§ **INFORMATION GIVEN**
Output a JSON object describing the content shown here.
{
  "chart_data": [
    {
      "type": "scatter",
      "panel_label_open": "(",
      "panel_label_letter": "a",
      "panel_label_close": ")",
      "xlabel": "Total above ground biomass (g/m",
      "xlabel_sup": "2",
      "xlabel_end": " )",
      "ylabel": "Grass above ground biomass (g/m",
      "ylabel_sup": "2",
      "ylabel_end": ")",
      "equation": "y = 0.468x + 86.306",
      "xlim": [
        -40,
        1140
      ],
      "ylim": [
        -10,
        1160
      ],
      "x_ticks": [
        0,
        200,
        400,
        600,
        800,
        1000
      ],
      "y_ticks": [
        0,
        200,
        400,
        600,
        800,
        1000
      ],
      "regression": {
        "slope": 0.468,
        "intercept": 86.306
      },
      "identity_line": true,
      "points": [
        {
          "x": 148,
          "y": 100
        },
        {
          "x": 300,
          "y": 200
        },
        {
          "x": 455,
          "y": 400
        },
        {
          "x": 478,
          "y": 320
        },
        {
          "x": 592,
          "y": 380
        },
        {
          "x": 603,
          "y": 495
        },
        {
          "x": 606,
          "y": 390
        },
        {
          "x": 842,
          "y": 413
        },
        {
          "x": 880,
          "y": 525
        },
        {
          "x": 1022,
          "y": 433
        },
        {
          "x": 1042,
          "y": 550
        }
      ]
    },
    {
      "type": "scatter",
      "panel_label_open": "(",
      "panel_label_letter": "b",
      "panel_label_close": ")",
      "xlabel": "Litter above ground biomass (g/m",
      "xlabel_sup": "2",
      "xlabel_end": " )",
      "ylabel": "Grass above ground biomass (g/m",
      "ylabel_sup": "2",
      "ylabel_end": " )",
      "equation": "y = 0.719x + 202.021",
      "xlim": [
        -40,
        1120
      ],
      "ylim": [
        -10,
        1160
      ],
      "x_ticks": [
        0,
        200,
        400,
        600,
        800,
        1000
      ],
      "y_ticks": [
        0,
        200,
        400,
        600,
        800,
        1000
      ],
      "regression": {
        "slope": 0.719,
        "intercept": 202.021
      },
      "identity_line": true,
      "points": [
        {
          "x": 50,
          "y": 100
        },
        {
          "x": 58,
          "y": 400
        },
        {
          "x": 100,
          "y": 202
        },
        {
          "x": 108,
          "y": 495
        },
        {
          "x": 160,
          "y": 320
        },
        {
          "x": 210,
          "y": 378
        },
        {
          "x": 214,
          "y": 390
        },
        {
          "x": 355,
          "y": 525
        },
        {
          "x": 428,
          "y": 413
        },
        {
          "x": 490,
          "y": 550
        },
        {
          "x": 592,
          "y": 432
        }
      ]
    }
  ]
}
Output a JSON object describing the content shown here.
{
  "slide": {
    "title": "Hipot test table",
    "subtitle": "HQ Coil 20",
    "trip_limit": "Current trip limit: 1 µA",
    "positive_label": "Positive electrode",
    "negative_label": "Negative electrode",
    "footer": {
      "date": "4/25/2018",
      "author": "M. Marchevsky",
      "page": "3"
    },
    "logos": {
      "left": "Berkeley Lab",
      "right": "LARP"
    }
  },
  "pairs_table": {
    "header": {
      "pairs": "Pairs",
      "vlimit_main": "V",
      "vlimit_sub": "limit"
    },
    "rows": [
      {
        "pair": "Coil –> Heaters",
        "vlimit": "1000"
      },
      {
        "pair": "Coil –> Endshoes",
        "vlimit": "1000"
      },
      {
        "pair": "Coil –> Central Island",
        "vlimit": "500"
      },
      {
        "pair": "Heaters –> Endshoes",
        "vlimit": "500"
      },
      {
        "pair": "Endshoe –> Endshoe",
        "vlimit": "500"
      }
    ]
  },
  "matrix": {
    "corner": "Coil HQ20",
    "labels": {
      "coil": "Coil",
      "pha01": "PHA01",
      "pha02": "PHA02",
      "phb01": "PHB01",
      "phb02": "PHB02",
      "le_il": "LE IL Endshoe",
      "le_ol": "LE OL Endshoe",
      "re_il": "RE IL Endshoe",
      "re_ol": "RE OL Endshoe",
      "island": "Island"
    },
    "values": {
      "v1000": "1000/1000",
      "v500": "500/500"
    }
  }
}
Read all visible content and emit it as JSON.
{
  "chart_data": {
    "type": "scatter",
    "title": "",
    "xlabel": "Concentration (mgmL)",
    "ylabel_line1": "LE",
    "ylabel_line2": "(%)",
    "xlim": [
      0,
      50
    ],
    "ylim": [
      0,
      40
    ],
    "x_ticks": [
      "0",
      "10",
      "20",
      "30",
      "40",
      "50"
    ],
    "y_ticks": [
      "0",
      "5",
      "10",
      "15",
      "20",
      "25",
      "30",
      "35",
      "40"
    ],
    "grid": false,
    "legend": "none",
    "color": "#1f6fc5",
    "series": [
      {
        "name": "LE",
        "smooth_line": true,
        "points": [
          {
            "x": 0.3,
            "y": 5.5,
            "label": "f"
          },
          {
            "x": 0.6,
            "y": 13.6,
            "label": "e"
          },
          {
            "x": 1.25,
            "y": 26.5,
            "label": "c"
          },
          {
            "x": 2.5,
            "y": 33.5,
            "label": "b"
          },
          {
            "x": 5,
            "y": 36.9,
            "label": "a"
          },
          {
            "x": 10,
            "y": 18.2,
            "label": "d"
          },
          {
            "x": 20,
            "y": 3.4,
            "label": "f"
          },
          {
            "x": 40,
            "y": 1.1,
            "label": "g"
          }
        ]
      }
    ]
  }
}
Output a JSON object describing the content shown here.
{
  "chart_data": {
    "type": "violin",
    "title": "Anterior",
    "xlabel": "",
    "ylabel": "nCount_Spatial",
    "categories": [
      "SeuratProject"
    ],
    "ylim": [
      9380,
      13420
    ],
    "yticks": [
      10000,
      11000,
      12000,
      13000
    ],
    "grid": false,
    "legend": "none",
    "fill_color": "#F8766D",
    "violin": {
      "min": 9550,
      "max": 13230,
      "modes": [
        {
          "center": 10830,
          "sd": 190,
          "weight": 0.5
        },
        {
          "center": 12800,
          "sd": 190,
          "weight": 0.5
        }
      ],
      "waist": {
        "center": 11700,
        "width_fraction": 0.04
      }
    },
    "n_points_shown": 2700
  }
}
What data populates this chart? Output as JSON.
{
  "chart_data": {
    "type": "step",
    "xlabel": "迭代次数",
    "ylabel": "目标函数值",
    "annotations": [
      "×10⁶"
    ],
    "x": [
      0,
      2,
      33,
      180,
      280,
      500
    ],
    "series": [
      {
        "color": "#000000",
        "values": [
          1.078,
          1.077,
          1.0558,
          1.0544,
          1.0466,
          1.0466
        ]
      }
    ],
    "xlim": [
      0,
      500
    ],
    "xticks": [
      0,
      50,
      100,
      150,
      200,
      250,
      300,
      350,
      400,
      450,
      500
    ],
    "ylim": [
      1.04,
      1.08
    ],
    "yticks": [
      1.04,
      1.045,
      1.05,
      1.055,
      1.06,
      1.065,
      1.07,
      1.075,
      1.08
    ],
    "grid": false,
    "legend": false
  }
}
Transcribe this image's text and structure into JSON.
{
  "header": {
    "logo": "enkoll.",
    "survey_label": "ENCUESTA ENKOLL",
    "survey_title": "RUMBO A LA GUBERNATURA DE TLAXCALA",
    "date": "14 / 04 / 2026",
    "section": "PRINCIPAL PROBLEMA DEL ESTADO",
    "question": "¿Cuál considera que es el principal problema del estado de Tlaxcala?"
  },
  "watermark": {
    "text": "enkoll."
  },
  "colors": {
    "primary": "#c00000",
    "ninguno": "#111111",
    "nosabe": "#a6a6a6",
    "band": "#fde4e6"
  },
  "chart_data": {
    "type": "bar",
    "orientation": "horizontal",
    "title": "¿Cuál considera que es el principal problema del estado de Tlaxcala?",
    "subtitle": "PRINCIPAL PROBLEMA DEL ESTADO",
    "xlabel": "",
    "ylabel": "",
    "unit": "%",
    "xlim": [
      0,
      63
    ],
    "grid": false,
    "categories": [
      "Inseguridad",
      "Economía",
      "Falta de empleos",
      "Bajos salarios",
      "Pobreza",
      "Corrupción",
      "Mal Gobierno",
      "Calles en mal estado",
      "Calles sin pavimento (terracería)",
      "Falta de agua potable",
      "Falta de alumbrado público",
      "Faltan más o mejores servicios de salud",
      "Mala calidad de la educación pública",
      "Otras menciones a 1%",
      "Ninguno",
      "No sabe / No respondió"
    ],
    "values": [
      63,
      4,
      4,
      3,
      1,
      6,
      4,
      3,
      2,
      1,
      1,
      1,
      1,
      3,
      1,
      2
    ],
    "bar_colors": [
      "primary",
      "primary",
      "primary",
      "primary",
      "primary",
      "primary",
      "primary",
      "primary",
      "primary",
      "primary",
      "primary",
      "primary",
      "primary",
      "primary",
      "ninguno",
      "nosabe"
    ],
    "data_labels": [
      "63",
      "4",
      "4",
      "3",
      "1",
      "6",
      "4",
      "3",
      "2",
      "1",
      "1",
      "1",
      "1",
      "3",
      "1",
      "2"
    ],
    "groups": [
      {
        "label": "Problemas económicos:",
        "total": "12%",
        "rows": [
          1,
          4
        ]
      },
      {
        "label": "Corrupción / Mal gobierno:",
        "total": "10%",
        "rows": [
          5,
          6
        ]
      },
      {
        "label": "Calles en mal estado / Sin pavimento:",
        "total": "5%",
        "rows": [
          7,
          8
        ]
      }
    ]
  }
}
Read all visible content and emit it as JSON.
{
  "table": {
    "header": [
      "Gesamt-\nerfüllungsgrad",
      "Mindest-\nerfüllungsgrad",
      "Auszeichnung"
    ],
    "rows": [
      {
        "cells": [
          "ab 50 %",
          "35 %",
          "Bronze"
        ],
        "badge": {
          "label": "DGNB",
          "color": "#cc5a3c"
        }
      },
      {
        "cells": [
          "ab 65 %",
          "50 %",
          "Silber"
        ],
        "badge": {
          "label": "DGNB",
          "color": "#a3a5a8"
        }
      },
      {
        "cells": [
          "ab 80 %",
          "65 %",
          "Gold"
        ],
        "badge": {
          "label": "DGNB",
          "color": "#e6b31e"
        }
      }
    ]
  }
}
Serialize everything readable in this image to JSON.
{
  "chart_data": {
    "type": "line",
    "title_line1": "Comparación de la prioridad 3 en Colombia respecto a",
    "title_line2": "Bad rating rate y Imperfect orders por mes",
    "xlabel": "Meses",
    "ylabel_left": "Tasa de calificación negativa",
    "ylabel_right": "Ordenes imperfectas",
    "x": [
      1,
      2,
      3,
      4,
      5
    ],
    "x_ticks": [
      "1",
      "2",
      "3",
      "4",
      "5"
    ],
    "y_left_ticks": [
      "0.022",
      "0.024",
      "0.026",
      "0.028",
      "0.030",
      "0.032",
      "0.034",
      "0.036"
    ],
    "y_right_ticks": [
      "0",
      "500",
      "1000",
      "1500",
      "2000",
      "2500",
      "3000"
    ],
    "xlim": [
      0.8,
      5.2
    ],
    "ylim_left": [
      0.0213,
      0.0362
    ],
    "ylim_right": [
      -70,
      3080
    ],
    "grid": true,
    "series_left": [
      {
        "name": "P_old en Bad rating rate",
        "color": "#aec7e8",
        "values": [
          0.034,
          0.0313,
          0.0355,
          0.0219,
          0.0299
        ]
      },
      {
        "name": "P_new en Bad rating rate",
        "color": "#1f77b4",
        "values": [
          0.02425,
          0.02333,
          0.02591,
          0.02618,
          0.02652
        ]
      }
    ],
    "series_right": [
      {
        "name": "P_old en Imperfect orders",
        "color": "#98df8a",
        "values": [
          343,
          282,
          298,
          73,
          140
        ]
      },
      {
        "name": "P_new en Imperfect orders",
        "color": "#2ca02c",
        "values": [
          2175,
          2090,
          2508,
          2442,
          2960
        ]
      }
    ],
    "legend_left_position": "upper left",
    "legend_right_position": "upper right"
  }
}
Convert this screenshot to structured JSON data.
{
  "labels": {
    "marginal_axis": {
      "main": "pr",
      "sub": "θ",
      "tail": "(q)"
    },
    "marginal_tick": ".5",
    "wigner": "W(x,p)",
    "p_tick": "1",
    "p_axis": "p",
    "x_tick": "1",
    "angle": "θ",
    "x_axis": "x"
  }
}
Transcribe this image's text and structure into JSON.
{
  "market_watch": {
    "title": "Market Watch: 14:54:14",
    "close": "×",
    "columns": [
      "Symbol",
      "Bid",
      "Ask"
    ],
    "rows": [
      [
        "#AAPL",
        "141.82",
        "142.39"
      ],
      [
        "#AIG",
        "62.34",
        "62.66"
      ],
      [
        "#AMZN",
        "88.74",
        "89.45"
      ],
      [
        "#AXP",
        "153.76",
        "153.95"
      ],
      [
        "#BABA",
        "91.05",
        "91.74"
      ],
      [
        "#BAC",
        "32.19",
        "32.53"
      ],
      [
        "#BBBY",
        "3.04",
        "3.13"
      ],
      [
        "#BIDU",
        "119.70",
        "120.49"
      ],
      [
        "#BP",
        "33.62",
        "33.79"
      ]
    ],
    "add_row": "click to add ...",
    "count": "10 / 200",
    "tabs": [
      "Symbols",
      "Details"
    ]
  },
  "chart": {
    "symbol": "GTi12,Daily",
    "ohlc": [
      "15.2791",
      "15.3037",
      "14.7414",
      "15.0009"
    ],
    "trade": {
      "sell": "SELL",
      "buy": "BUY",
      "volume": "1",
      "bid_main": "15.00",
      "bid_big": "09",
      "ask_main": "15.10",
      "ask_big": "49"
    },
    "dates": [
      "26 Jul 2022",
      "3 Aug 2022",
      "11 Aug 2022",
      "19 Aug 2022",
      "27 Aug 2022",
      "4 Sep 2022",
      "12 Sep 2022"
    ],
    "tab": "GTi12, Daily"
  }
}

§ **DIRECTION**
Report each line of the material above where the word "upper" appears.

§ **SOLUTION FOR THIS PROBLEM**
    "legend_left_position": "upper left",
    "legend_right_position": "upper right"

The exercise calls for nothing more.